Provided data —
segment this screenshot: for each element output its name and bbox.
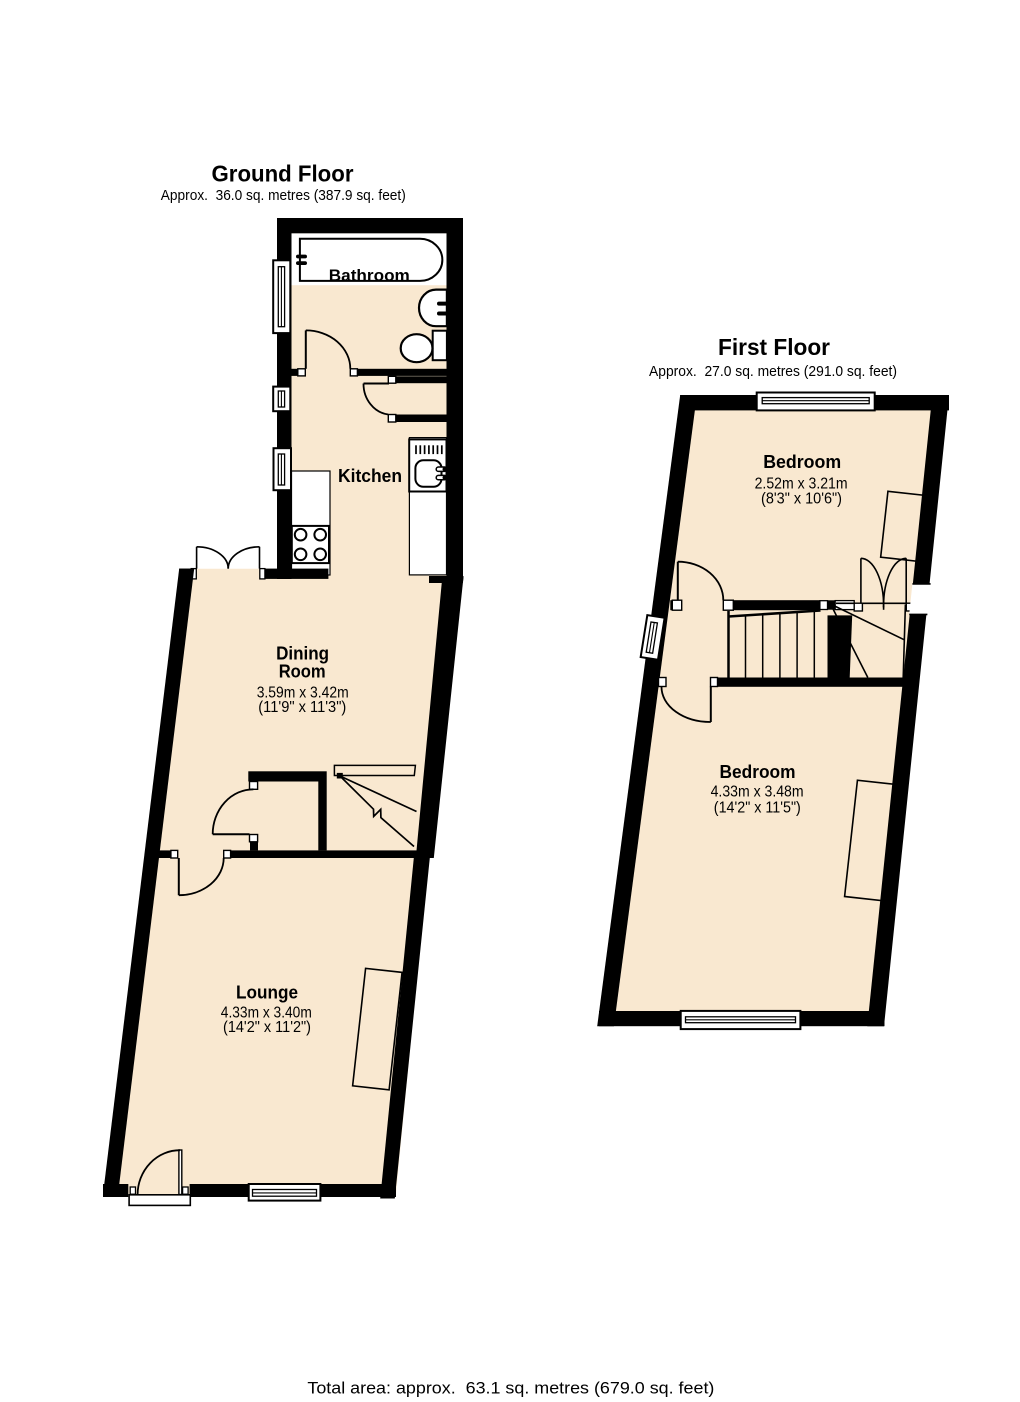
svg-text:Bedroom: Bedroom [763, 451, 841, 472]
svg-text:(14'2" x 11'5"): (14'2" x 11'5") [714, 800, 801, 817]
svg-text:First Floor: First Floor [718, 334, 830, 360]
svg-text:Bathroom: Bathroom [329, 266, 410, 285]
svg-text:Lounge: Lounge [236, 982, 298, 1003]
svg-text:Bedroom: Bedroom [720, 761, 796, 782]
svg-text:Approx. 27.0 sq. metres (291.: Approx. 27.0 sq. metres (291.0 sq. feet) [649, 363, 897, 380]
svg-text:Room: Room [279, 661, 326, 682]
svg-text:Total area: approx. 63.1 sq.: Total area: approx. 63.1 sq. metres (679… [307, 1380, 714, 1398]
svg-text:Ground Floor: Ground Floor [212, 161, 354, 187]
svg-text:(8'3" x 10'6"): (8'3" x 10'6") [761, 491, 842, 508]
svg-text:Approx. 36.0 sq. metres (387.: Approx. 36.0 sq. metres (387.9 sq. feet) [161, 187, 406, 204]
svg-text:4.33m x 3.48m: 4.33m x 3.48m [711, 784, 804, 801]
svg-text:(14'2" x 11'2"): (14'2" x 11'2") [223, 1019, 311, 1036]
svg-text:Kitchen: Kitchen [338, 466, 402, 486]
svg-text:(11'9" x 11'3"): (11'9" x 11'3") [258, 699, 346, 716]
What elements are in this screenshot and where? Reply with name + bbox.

Problem to work on — Quote every line of the records above verbatim, omitting the pictures from your answer.

Output for this task —
segment this screenshot: for each element output its name and bbox.
svg-text:Bedroom: Bedroom [763, 451, 841, 472]
svg-text:(14'2" x 11'5"): (14'2" x 11'5") [714, 800, 801, 817]
svg-text:First Floor: First Floor [718, 334, 830, 360]
svg-text:Bathroom: Bathroom [329, 266, 410, 285]
svg-text:Lounge: Lounge [236, 982, 298, 1003]
svg-text:Bedroom: Bedroom [720, 761, 796, 782]
svg-text:Approx. 27.0 sq. metres (291.: Approx. 27.0 sq. metres (291.0 sq. feet) [649, 363, 897, 380]
svg-text:Room: Room [279, 661, 326, 682]
svg-text:Total area: approx. 63.1 sq.: Total area: approx. 63.1 sq. metres (679… [307, 1380, 714, 1398]
svg-text:Ground Floor: Ground Floor [212, 161, 354, 187]
svg-text:(8'3" x 10'6"): (8'3" x 10'6") [761, 491, 842, 508]
svg-text:Approx. 36.0 sq. metres (387.: Approx. 36.0 sq. metres (387.9 sq. feet) [161, 187, 406, 204]
svg-text:4.33m x 3.48m: 4.33m x 3.48m [711, 784, 804, 801]
svg-text:(14'2" x 11'2"): (14'2" x 11'2") [223, 1019, 311, 1036]
svg-text:Kitchen: Kitchen [338, 466, 402, 486]
svg-text:(11'9" x 11'3"): (11'9" x 11'3") [258, 699, 346, 716]
What elements are in this screenshot and where? Reply with name + bbox.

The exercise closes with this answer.